Texte extrait:
------------------------------------------------------------
Cela fait cependant plusieurs années que les grands organisateurs belges, parmi lesquels Flanders Classics (qui gère la Coupe du monde et le Superprestige) et Golazo (qui gère le Trophée AP Assurances/DVV Verzekeringen et l’Ethias Cross), souhaitent que ces primes de départ disparaissent. Comme ils l’expliquent à Nico Dick sur Wielerflits : « Le cyclo-cross n’est plus à son apogée. La preuve en est avec la diminution du nombre de spectateurs ». En effet, le public est bien moins nombreux au fil des hivers, malgré des audiences télévisuelles toujours intéressantes pour le service public flamand. Et lors de la prochaine saison, qui doit débuter fin septembre, il risque d’y avoir encore moins de monde sur le bord des chemins suite à la crise sanitaire du coronavirus. Dès le 1er août, en Belgique, les événements de masse ne peuvent accueillir qu’un maximum de 800 spectateurs. Et même si le Conseil National de Sécurité propose de rehausser cette limite à l’avenir, il semble difficile d’imaginer à ce stade des milliers de spectateurs sur des circuits de quelques hectares à peine.
------------------------------------------------------------
Rédigez la suite du texte sur les primes de départ dans le cyclo-cross belge, en reprenant juste après sa dernière phrase.
------------------------------------------------------------
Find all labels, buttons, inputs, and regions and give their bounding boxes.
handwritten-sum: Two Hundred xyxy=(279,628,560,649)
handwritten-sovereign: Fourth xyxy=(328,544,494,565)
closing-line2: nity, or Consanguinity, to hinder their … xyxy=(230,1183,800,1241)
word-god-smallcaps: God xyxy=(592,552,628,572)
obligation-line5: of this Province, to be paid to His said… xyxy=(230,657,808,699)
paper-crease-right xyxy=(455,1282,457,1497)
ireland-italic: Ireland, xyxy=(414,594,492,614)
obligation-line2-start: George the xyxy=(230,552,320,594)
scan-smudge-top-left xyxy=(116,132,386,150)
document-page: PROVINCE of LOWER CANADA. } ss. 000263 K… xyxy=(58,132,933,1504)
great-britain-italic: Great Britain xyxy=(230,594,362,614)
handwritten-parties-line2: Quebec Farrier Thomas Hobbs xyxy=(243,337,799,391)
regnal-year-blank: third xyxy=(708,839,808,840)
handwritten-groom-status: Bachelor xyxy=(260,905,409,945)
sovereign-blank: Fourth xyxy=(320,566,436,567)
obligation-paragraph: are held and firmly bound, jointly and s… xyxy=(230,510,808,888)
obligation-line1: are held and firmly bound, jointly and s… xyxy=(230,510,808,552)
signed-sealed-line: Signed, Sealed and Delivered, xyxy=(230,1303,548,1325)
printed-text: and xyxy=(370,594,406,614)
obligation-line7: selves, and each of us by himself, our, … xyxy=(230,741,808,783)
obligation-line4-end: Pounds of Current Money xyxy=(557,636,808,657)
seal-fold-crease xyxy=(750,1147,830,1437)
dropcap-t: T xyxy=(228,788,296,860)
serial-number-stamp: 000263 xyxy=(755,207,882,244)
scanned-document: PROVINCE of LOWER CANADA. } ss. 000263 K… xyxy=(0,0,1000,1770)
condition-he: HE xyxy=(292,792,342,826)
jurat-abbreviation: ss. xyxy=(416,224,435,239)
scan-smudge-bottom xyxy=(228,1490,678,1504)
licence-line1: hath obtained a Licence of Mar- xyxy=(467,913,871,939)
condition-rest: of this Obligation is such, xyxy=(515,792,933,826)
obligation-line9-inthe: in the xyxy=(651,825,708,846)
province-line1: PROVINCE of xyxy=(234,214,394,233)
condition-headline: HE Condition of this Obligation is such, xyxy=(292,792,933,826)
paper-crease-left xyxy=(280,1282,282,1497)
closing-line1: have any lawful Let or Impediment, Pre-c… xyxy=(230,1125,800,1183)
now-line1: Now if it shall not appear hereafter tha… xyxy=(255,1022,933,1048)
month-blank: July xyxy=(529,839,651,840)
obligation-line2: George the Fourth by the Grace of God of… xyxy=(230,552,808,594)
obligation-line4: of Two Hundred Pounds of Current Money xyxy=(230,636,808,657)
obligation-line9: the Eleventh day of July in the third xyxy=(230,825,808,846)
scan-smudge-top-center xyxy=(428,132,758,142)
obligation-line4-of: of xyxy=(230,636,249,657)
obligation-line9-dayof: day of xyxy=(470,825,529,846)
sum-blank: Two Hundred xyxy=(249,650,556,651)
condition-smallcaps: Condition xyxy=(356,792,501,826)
------------------------------------------------------------
Zone de réponse:
Ce public réduit entraînera donc logiquement une perte sèche de revenus pour les organisateurs. Ceux-ci se rassemblent donc autour de Flanders Classics et Golazo pour mener à une réduction structurelle des coûts d’organisation d’un cyclo-cross, tout en récompensant les coureurs d’une autre façon. Et selon Wielerflits, Belgian Cycling, la fédération belge de cyclisme, est également sur le coup pour élaborer ces nouveaux plans. Cela passerait donc par la suppression des primes de départ et l’augmentation des primes pour les premiers à l’arrivée, ainsi qu’un remboursement minimum fixe des frais pour les quinze meilleurs hommes et les quinze meilleures femmes. Aucun montant n’a toutefois encore été dévoilé, les organisateurs souhaitant finaliser ce plan après consultation avec les représentants des coureurs (comme Sporta, le syndicat des sportifs professionnels belges).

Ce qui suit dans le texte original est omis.